---------- Data records
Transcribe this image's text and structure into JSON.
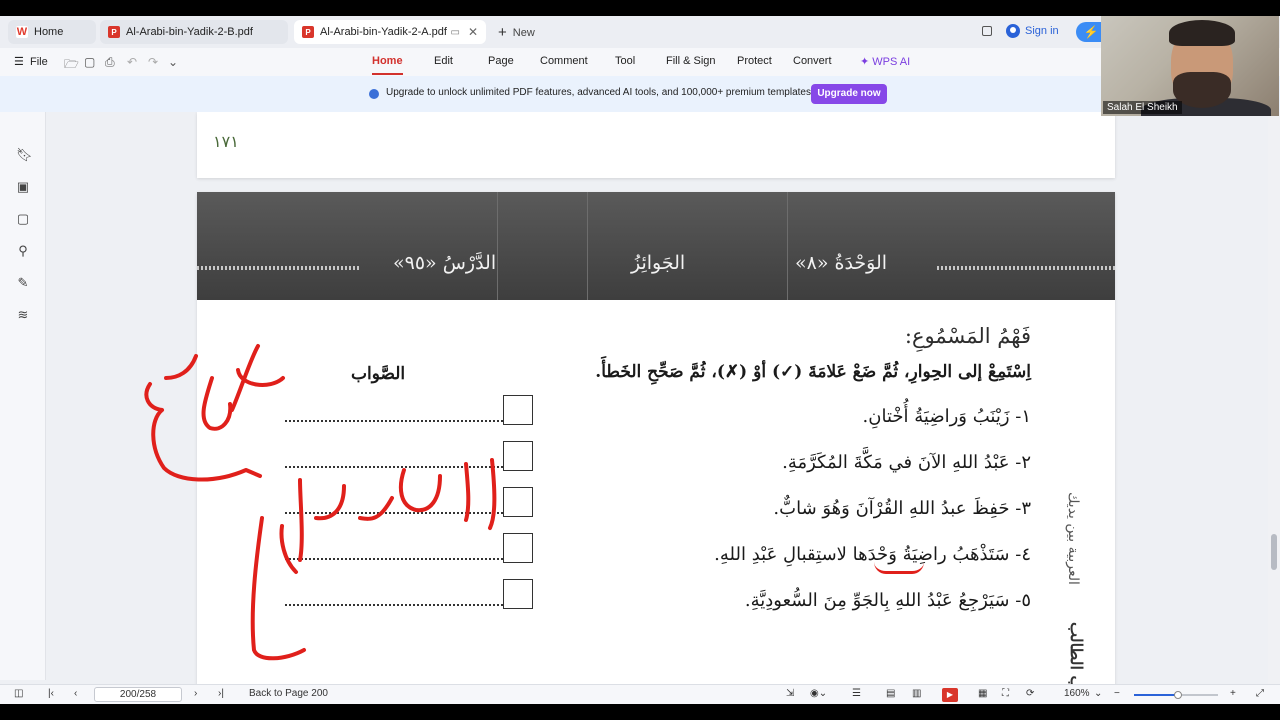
{
  "tabs": [
    {
      "label": "Home",
      "icon": "wps-logo-icon"
    },
    {
      "label": "Al-Arabi-bin-Yadik-2-B.pdf",
      "icon": "pdf-icon"
    },
    {
      "label": "Al-Arabi-bin-Yadik-2-A.pdf",
      "icon": "pdf-icon",
      "active": true
    }
  ],
  "new_tab": "New",
  "sign_in": "Sign in",
  "menu": {
    "file": "File",
    "items": [
      "Home",
      "Edit",
      "Page",
      "Comment",
      "Tool",
      "Fill & Sign",
      "Protect",
      "Convert"
    ],
    "ai": "WPS AI",
    "active": "Home"
  },
  "banner": {
    "text": "Upgrade to unlock unlimited PDF features, advanced AI tools, and 100,000+ premium templates.",
    "button": "Upgrade now"
  },
  "document": {
    "page_number_top": "١٧١",
    "header": {
      "unit": "الوَحْدَةُ  «٨»",
      "title": "الجَوائِزُ",
      "lesson": "الدَّرْسُ  «٩٥»"
    },
    "section_title": "فَهْمُ المَسْمُوعِ:",
    "instruction": "اِسْتَمِعْ إلى الحِوارِ، ثُمَّ ضَعْ عَلامَةَ (✓) أوْ (✗)، ثُمَّ صَحِّحِ الخَطأَ.",
    "correct_col": "الصَّواب",
    "questions": [
      "١- زَيْنَبُ وَراضِيَةُ أُخْتانِ.",
      "٢- عَبْدُ اللهِ الآنَ في مَكَّةَ المُكَرَّمَةِ.",
      "٣- حَفِظَ عبدُ اللهِ القُرْآنَ وَهُوَ شابٌّ.",
      "٤- سَتَذْهَبُ راضِيَةُ وَحْدَها لاستِقبالِ عَبْدِ اللهِ.",
      "٥- سَيَرْجِعُ عَبْدُ اللهِ بِالجَوِّ مِنَ السُّعودِيَّةِ."
    ],
    "side_text": "العربية بين يديك",
    "side_text_2": "كتاب الطالب"
  },
  "annotations": {
    "handwriting_1": "يوم",
    "handwriting_2": "استقبال",
    "ink_color": "#e0201b"
  },
  "status": {
    "page_input": "200/258",
    "back_to": "Back to Page 200",
    "zoom": "160%"
  },
  "webcam": {
    "name": "Salah El Sheikh"
  }
}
--------------------
■ What you have to do ■
Copy in full each line that holds the word "Yadik".

■ Result ■
      "label": "Al-Arabi-bin-Yadik-2-B.pdf",
      "label": "Al-Arabi-bin-Yadik-2-A.pdf",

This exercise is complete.